PASSAGE SHOWN
PC: Well, uh, the, you know I think the, c—the, I, I worked, uh, among the 15 year-round island communities to begin with. Uh, that was at the start of the organization.

 

[0:01:01.4]

 

And then it expanded into uhm, we launched a, a coastal newspaper called The Working Waterfront. The idea was that uhm, islanders and, and, and residents uh, particularly those who were, uh, focused on the marine economy had a lot in common. Either small, isolated, rural communities, whether they are at the tips of peninsulas or on the islands, and you know, part of the concept was to build a bigger constituency for uhm, this kind of uhm, balance of uh, on the one hand economic development, in particularly in the marine realm, uh, with natural resource management and protection strategies. ‘Cause obviously, you know, businesses can’t be sustained over time if they’re depleting their environment. So that, that was uh, you know, that’s where I started with 40 years ago and I’m, you know, more or less doing the same things now.

 

[0:02:00.8]

 

The issues aren’t, you know, uh, ironically, are not really hugely different. I mean, the, Maine is geographically isolated, these working waterfront communities, whether they’re on islands or the mainland, they’re isolated, they’re small, uh, they don’t have a lot of scale in most uhm, on the marine economic development arena, with the exception of the lobster fishery. The lobster fishery has been thriving and uh, they, it’s a very well-led uh, uh, section of the industry. The uh, the groundfish sector, which used to be as large if not larger, I mean at one time it was the only part of the industry, but for most of my early life it was at least as large as the lobster industry. And it’s comp—more or less completely collapsed.

 

[0:02:58.2]

 

Uh, so that means that those uhm, communities, working waterfront communities are now entirely, almost entirely dependent upon one fishery. And uh, so, the even small perturbations in that cause, you know, huge sur—tidal waves of, of concern on the one hand and uh, real economic, uh, anxiety and consequences. The most recent example of that was in 2012, I don’t know if you’ve heard about that, the, you know, the, the way the uh, the bubble burst in terms of price and uhm, the price was, went down to its lowest, $2 a pound from, you know, almost cut in half after uh, the financial crisis sort of rippled through the entire global community at a time when the lobster industry was trying to expand into more international uhm, markets.

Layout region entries
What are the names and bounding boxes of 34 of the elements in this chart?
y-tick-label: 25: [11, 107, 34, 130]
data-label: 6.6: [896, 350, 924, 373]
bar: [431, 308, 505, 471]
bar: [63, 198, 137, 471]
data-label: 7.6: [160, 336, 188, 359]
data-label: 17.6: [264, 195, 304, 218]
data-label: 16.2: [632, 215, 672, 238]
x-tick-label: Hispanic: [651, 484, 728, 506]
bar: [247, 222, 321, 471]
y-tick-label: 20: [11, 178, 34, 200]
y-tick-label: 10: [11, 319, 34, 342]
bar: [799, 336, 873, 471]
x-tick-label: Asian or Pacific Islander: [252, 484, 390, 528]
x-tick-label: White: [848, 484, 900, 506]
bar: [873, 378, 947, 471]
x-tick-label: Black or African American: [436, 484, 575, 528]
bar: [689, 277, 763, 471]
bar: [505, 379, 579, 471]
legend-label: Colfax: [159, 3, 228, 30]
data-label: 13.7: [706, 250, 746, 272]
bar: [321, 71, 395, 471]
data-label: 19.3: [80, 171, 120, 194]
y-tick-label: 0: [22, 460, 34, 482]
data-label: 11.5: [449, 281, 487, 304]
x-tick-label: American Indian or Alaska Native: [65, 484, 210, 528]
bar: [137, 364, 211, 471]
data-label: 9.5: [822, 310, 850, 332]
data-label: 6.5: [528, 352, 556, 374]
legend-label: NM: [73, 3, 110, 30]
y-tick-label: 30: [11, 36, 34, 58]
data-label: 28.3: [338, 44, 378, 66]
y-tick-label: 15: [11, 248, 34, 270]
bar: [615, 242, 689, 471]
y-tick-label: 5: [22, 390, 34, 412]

REQUIREMENTS
#1 Can you repeat the entries word for word, from the start of the entries through the line that contains "y-tick-label: 20: [11, 178, 34, 200]"?
#2 Could you write the next part of the interview about Maine's working waterfront communities, picking up after its final sentence?

RESULTS FOR THE EXERCISE
#1
What are the names and bounding boxes of 34 of the elements in this chart?
y-tick-label: 25: [11, 107, 34, 130]
data-label: 6.6: [896, 350, 924, 373]
bar: [431, 308, 505, 471]
bar: [63, 198, 137, 471]
data-label: 7.6: [160, 336, 188, 359]
data-label: 17.6: [264, 195, 304, 218]
data-label: 16.2: [632, 215, 672, 238]
x-tick-label: Hispanic: [651, 484, 728, 506]
bar: [247, 222, 321, 471]
y-tick-label: 20: [11, 178, 34, 200]

#2
 

[0:03:58.5]

 

Uh, the, uh, so you know, uhm, that’s uhm, so the economics uh continued to be very finely balanced. Uh, 2018 it turns out, was a really pretty good year. Wasn’t the best year ever, but was in the top 6. The price was up and uhm, and the ca-, you know, the catch was, was very significant. So, uh, the, but uh, the leaders in the lobster industry are, you know, I’m sure you’ve heard this, the whole industry is shifting in terms of the center of, of abundance is shifting to the North and East. So, uh, you know, Midcoast, the Midcoast area, not to mention, you know, the islands communities, working waterfront communities in, in, in Southern and Western Maine are, they’re uhm, they’re hurting.

 

[0:05:10.3]

 

And the uh, so, the statewide averages, although robust, uh, mask what to some degree uh, what is happening at the uh, at the edges of the distribution of lobster effort in Maine. I’m sure you also know that uhm, in Southern New England the lobster fishery has basically collapsed also there, and so that’s kind of a real harbinger, it’s a flashing red light for, uh, for Maine and the, you know the leaders of, of the largest, the two largest uh, lobster associations are very aware of what uh, is happening you know, upstream, upwind o—of Maine.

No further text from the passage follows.